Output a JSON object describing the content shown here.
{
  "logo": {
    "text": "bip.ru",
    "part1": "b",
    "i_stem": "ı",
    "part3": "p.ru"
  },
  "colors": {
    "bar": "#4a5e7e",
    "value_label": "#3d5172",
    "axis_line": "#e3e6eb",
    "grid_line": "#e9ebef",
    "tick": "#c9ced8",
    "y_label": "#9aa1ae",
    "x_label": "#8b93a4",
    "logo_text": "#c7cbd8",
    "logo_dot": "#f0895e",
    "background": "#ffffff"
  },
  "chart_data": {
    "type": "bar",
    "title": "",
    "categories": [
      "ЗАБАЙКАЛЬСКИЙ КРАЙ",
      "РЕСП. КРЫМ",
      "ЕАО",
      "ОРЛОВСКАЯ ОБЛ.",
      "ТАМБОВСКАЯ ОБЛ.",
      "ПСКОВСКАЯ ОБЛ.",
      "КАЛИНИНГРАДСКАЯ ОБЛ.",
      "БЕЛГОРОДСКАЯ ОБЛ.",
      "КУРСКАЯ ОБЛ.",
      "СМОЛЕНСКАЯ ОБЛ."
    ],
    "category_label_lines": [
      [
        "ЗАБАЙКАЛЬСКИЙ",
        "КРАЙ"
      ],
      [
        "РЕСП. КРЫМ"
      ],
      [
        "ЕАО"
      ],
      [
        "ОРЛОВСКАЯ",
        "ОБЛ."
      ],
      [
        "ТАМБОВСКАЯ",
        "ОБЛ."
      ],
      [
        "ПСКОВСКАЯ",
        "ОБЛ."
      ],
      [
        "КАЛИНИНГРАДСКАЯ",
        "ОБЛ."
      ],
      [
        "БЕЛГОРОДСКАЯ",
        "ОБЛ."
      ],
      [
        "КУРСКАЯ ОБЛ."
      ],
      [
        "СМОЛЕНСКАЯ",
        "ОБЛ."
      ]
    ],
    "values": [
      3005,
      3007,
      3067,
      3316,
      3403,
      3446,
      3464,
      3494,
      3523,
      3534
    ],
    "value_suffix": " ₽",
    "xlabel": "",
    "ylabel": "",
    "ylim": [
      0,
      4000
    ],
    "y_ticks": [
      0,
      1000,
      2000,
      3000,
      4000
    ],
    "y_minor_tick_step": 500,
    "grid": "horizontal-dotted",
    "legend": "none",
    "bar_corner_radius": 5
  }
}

========

BRIEF: Every record should be given again exactly.

EXERCISE RESULT:
Output a JSON object describing the content shown here.
{
  "logo": {
    "text": "bip.ru",
    "part1": "b",
    "i_stem": "ı",
    "part3": "p.ru"
  },
  "colors": {
    "bar": "#4a5e7e",
    "value_label": "#3d5172",
    "axis_line": "#e3e6eb",
    "grid_line": "#e9ebef",
    "tick": "#c9ced8",
    "y_label": "#9aa1ae",
    "x_label": "#8b93a4",
    "logo_text": "#c7cbd8",
    "logo_dot": "#f0895e",
    "background": "#ffffff"
  },
  "chart_data": {
    "type": "bar",
    "title": "",
    "categories": [
      "ЗАБАЙКАЛЬСКИЙ КРАЙ",
      "РЕСП. КРЫМ",
      "ЕАО",
      "ОРЛОВСКАЯ ОБЛ.",
      "ТАМБОВСКАЯ ОБЛ.",
      "ПСКОВСКАЯ ОБЛ.",
      "КАЛИНИНГРАДСКАЯ ОБЛ.",
      "БЕЛГОРОДСКАЯ ОБЛ.",
      "КУРСКАЯ ОБЛ.",
      "СМОЛЕНСКАЯ ОБЛ."
    ],
    "category_label_lines": [
      [
        "ЗАБАЙКАЛЬСКИЙ",
        "КРАЙ"
      ],
      [
        "РЕСП. КРЫМ"
      ],
      [
        "ЕАО"
      ],
      [
        "ОРЛОВСКАЯ",
        "ОБЛ."
      ],
      [
        "ТАМБОВСКАЯ",
        "ОБЛ."
      ],
      [
        "ПСКОВСКАЯ",
        "ОБЛ."
      ],
      [
        "КАЛИНИНГРАДСКАЯ",
        "ОБЛ."
      ],
      [
        "БЕЛГОРОДСКАЯ",
        "ОБЛ."
      ],
      [
        "КУРСКАЯ ОБЛ."
      ],
      [
        "СМОЛЕНСКАЯ",
        "ОБЛ."
      ]
    ],
    "values": [
      3005,
      3007,
      3067,
      3316,
      3403,
      3446,
      3464,
      3494,
      3523,
      3534
    ],
    "value_suffix": " ₽",
    "xlabel": "",
    "ylabel": "",
    "ylim": [
      0,
      4000
    ],
    "y_ticks": [
      0,
      1000,
      2000,
      3000,
      4000
    ],
    "y_minor_tick_step": 500,
    "grid": "horizontal-dotted",
    "legend": "none",
    "bar_corner_radius": 5
  }
}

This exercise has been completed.